[What is expected] Without altering anything, repeat each of the records.

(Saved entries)
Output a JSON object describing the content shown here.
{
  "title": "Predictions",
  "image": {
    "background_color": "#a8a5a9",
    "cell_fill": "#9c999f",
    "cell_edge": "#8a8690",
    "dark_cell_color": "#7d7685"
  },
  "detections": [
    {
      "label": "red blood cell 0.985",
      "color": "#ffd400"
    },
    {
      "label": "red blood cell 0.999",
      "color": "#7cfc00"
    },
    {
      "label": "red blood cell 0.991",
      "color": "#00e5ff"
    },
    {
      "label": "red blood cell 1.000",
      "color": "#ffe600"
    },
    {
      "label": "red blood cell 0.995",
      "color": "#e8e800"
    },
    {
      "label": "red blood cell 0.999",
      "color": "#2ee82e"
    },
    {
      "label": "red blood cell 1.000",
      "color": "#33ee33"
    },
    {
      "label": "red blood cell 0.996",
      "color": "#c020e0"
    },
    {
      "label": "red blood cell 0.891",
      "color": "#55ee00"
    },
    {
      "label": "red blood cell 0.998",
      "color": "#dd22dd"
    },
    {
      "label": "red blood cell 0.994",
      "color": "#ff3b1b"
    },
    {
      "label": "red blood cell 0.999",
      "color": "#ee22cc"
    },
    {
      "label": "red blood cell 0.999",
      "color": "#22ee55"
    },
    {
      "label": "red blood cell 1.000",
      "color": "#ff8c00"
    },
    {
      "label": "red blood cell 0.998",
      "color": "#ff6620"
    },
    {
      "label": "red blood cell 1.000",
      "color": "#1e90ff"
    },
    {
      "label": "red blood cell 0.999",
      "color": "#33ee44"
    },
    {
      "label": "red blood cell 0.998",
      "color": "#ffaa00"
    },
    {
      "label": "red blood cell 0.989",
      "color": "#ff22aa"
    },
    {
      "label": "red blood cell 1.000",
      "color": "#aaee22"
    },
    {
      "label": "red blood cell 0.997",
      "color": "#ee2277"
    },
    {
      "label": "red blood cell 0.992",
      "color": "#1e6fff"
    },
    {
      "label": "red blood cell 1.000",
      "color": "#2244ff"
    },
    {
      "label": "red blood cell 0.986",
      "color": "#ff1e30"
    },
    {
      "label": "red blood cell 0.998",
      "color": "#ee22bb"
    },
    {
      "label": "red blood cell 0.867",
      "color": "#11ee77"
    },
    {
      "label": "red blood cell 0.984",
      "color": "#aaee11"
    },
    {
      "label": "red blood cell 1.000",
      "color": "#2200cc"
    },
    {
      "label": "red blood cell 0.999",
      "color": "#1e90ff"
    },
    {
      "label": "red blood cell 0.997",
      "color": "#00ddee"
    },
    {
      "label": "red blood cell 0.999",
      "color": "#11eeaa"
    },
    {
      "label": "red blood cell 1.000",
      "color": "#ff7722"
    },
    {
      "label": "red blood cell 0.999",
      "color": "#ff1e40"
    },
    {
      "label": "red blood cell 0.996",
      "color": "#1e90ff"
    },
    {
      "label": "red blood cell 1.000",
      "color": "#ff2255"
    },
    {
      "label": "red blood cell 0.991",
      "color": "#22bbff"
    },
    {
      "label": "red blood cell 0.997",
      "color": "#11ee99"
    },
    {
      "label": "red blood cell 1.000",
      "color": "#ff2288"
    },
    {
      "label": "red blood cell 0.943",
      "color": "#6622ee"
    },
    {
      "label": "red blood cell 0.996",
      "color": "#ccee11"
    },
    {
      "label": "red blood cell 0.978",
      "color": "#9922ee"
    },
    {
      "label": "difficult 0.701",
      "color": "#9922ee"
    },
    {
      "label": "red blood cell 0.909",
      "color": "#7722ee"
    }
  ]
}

[Response]
Output a JSON object describing the content shown here.
{
  "title": "Predictions",
  "image": {
    "background_color": "#a8a5a9",
    "cell_fill": "#9c999f",
    "cell_edge": "#8a8690",
    "dark_cell_color": "#7d7685"
  },
  "detections": [
    {
      "label": "red blood cell 0.985",
      "color": "#ffd400"
    },
    {
      "label": "red blood cell 0.999",
      "color": "#7cfc00"
    },
    {
      "label": "red blood cell 0.991",
      "color": "#00e5ff"
    },
    {
      "label": "red blood cell 1.000",
      "color": "#ffe600"
    },
    {
      "label": "red blood cell 0.995",
      "color": "#e8e800"
    },
    {
      "label": "red blood cell 0.999",
      "color": "#2ee82e"
    },
    {
      "label": "red blood cell 1.000",
      "color": "#33ee33"
    },
    {
      "label": "red blood cell 0.996",
      "color": "#c020e0"
    },
    {
      "label": "red blood cell 0.891",
      "color": "#55ee00"
    },
    {
      "label": "red blood cell 0.998",
      "color": "#dd22dd"
    },
    {
      "label": "red blood cell 0.994",
      "color": "#ff3b1b"
    },
    {
      "label": "red blood cell 0.999",
      "color": "#ee22cc"
    },
    {
      "label": "red blood cell 0.999",
      "color": "#22ee55"
    },
    {
      "label": "red blood cell 1.000",
      "color": "#ff8c00"
    },
    {
      "label": "red blood cell 0.998",
      "color": "#ff6620"
    },
    {
      "label": "red blood cell 1.000",
      "color": "#1e90ff"
    },
    {
      "label": "red blood cell 0.999",
      "color": "#33ee44"
    },
    {
      "label": "red blood cell 0.998",
      "color": "#ffaa00"
    },
    {
      "label": "red blood cell 0.989",
      "color": "#ff22aa"
    },
    {
      "label": "red blood cell 1.000",
      "color": "#aaee22"
    },
    {
      "label": "red blood cell 0.997",
      "color": "#ee2277"
    },
    {
      "label": "red blood cell 0.992",
      "color": "#1e6fff"
    },
    {
      "label": "red blood cell 1.000",
      "color": "#2244ff"
    },
    {
      "label": "red blood cell 0.986",
      "color": "#ff1e30"
    },
    {
      "label": "red blood cell 0.998",
      "color": "#ee22bb"
    },
    {
      "label": "red blood cell 0.867",
      "color": "#11ee77"
    },
    {
      "label": "red blood cell 0.984",
      "color": "#aaee11"
    },
    {
      "label": "red blood cell 1.000",
      "color": "#2200cc"
    },
    {
      "label": "red blood cell 0.999",
      "color": "#1e90ff"
    },
    {
      "label": "red blood cell 0.997",
      "color": "#00ddee"
    },
    {
      "label": "red blood cell 0.999",
      "color": "#11eeaa"
    },
    {
      "label": "red blood cell 1.000",
      "color": "#ff7722"
    },
    {
      "label": "red blood cell 0.999",
      "color": "#ff1e40"
    },
    {
      "label": "red blood cell 0.996",
      "color": "#1e90ff"
    },
    {
      "label": "red blood cell 1.000",
      "color": "#ff2255"
    },
    {
      "label": "red blood cell 0.991",
      "color": "#22bbff"
    },
    {
      "label": "red blood cell 0.997",
      "color": "#11ee99"
    },
    {
      "label": "red blood cell 1.000",
      "color": "#ff2288"
    },
    {
      "label": "red blood cell 0.943",
      "color": "#6622ee"
    },
    {
      "label": "red blood cell 0.996",
      "color": "#ccee11"
    },
    {
      "label": "red blood cell 0.978",
      "color": "#9922ee"
    },
    {
      "label": "difficult 0.701",
      "color": "#9922ee"
    },
    {
      "label": "red blood cell 0.909",
      "color": "#7722ee"
    }
  ]
}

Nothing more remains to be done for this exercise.